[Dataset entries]
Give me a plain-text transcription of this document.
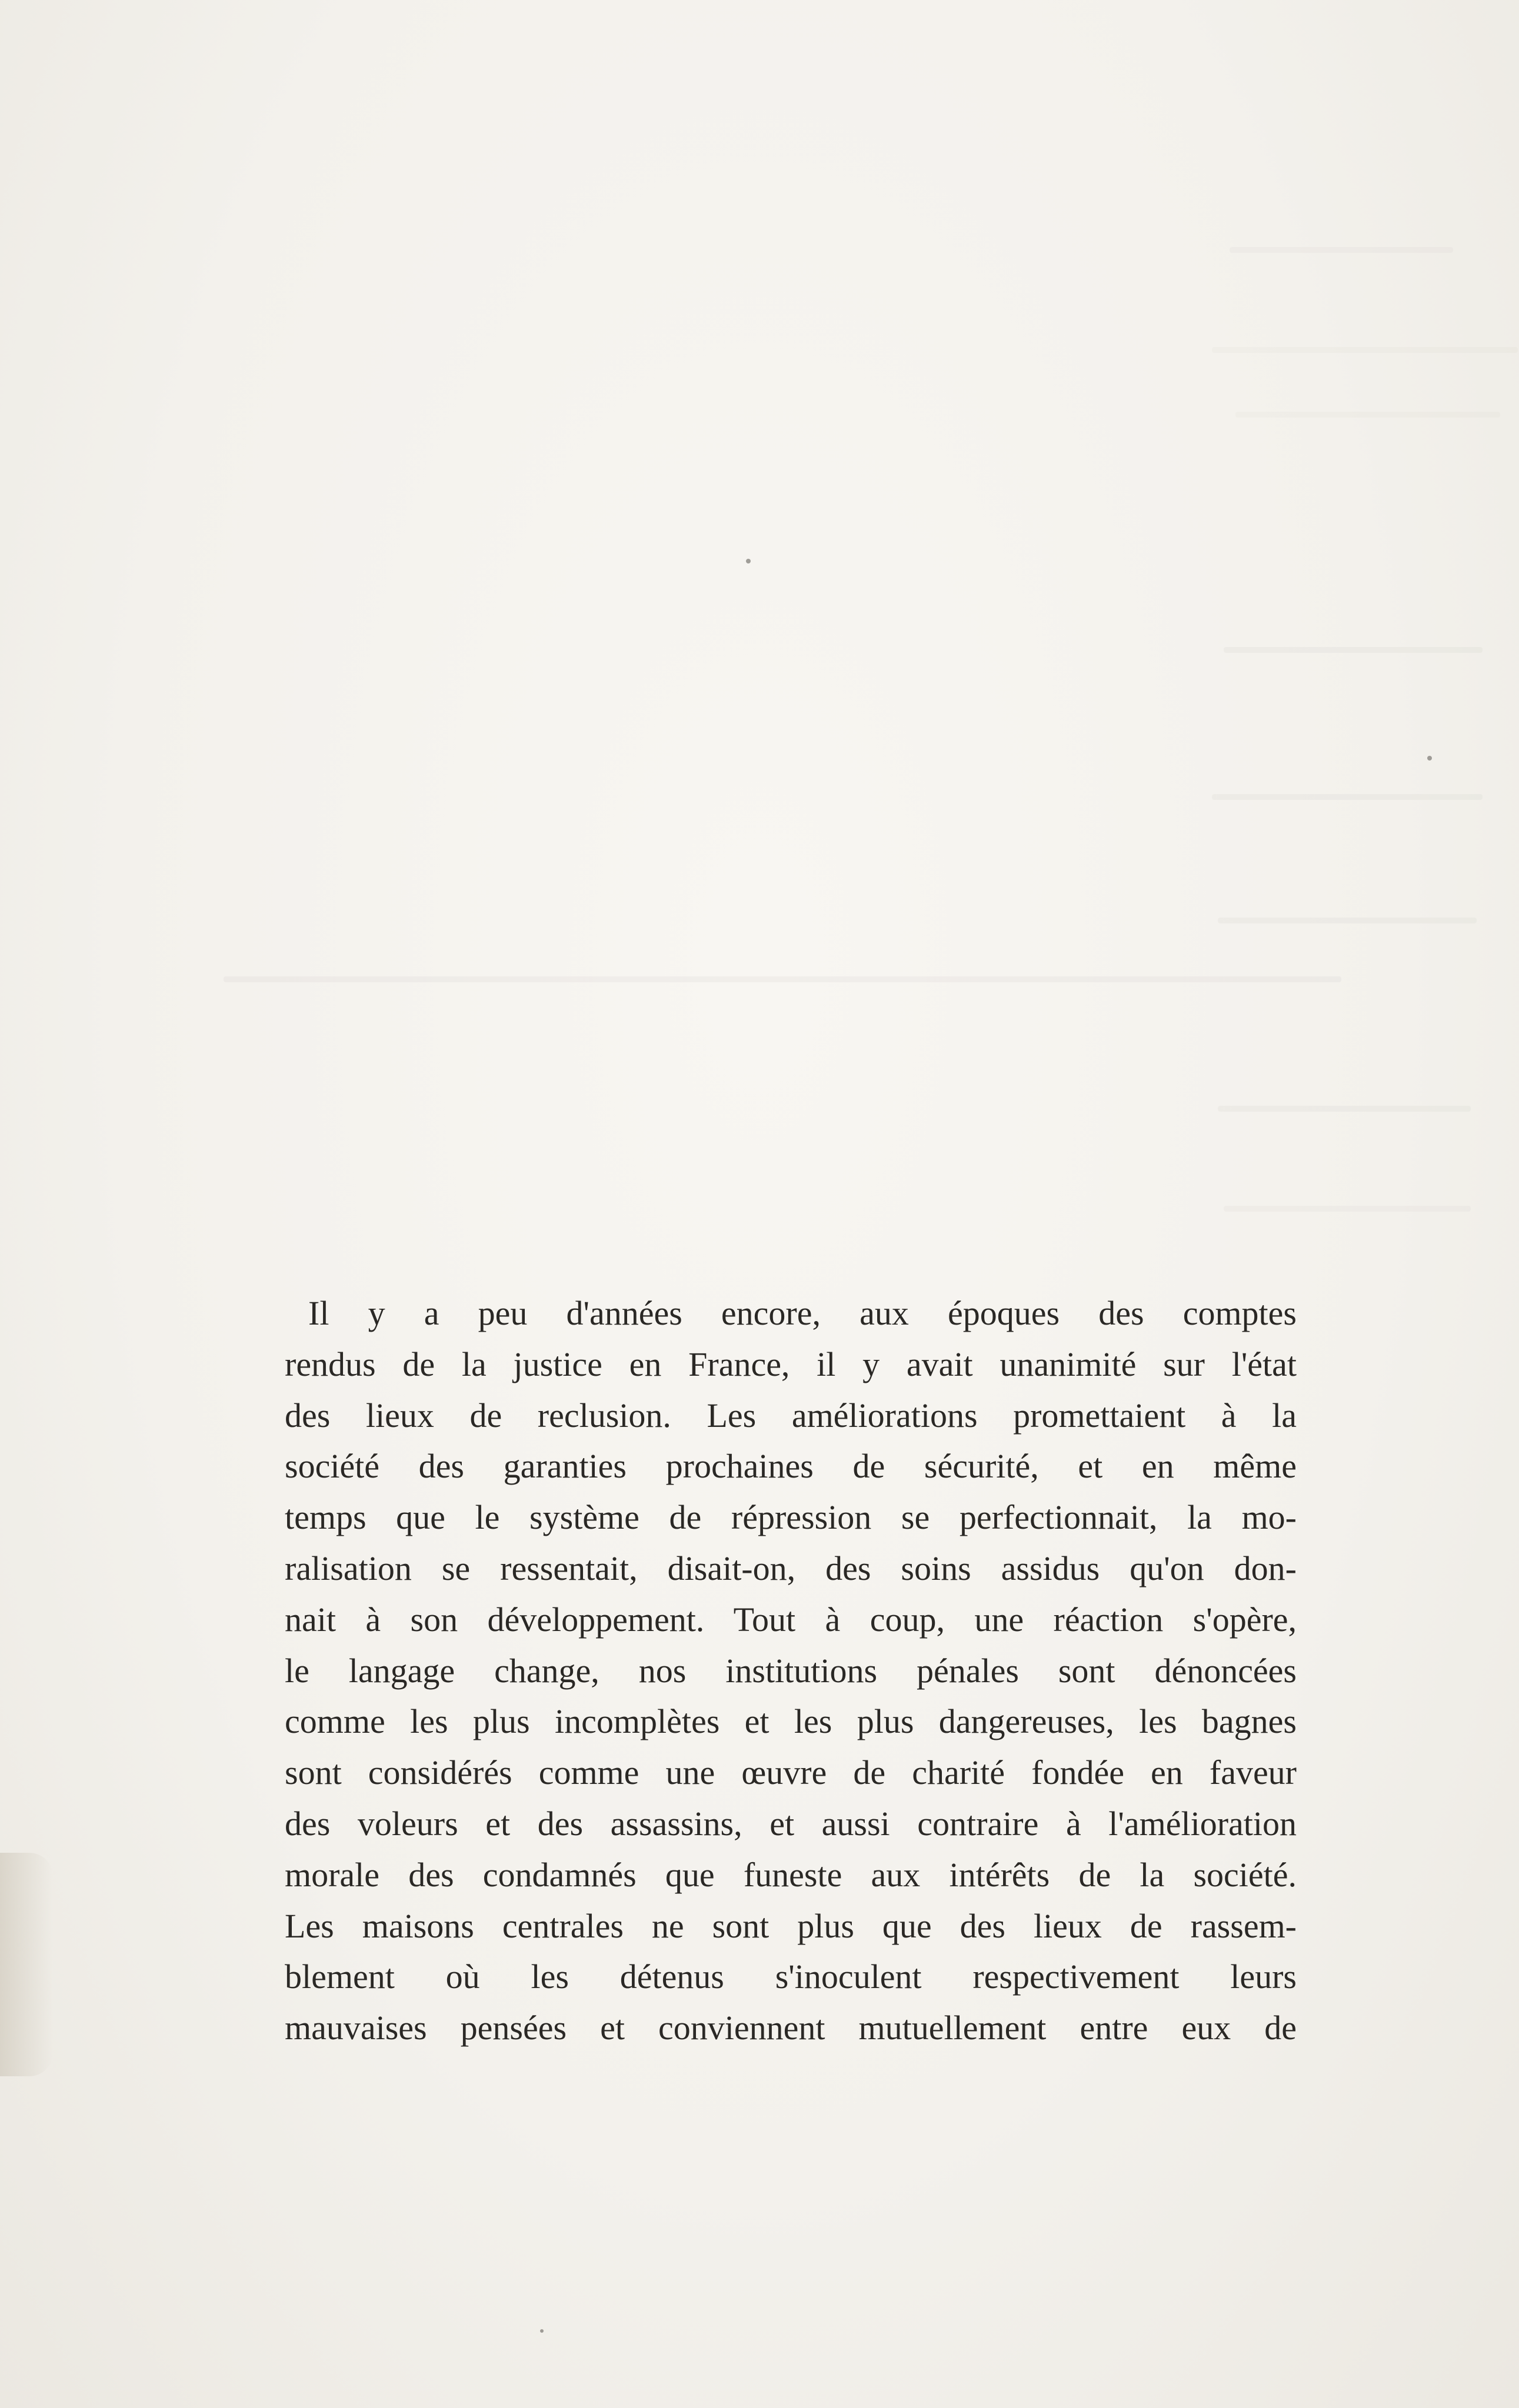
Il y a peu d'années encore, aux époques des comptes
rendus de la justice en France, il y avait unanimité sur l'état
des lieux de reclusion. Les améliorations promettaient à la
société des garanties prochaines de sécurité, et en même
temps que le système de répression se perfectionnait, la mo-
ralisation se ressentait, disait-on, des soins assidus qu'on don-
nait à son développement. Tout à coup, une réaction s'opère,
le langage change, nos institutions pénales sont dénoncées
comme les plus incomplètes et les plus dangereuses, les bagnes
sont considérés comme une œuvre de charité fondée en faveur
des voleurs et des assassins, et aussi contraire à l'amélioration
morale des condamnés que funeste aux intérêts de la société.
Les maisons centrales ne sont plus que des lieux de rassem-
blement où les détenus s'inoculent respectivement leurs
mauvaises pensées et conviennent mutuellement entre eux de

- WHAT YOU WILL DO
Transcribe every record above exactly, leaving out the pictures.

- RESPONSE TO THIS TASK
Give me a plain-text transcription of this document.
Il y a peu d'années encore, aux époques des comptes
rendus de la justice en France, il y avait unanimité sur l'état
des lieux de reclusion. Les améliorations promettaient à la
société des garanties prochaines de sécurité, et en même
temps que le système de répression se perfectionnait, la mo-
ralisation se ressentait, disait-on, des soins assidus qu'on don-
nait à son développement. Tout à coup, une réaction s'opère,
le langage change, nos institutions pénales sont dénoncées
comme les plus incomplètes et les plus dangereuses, les bagnes
sont considérés comme une œuvre de charité fondée en faveur
des voleurs et des assassins, et aussi contraire à l'amélioration
morale des condamnés que funeste aux intérêts de la société.
Les maisons centrales ne sont plus que des lieux de rassem-
blement où les détenus s'inoculent respectivement leurs
mauvaises pensées et conviennent mutuellement entre eux de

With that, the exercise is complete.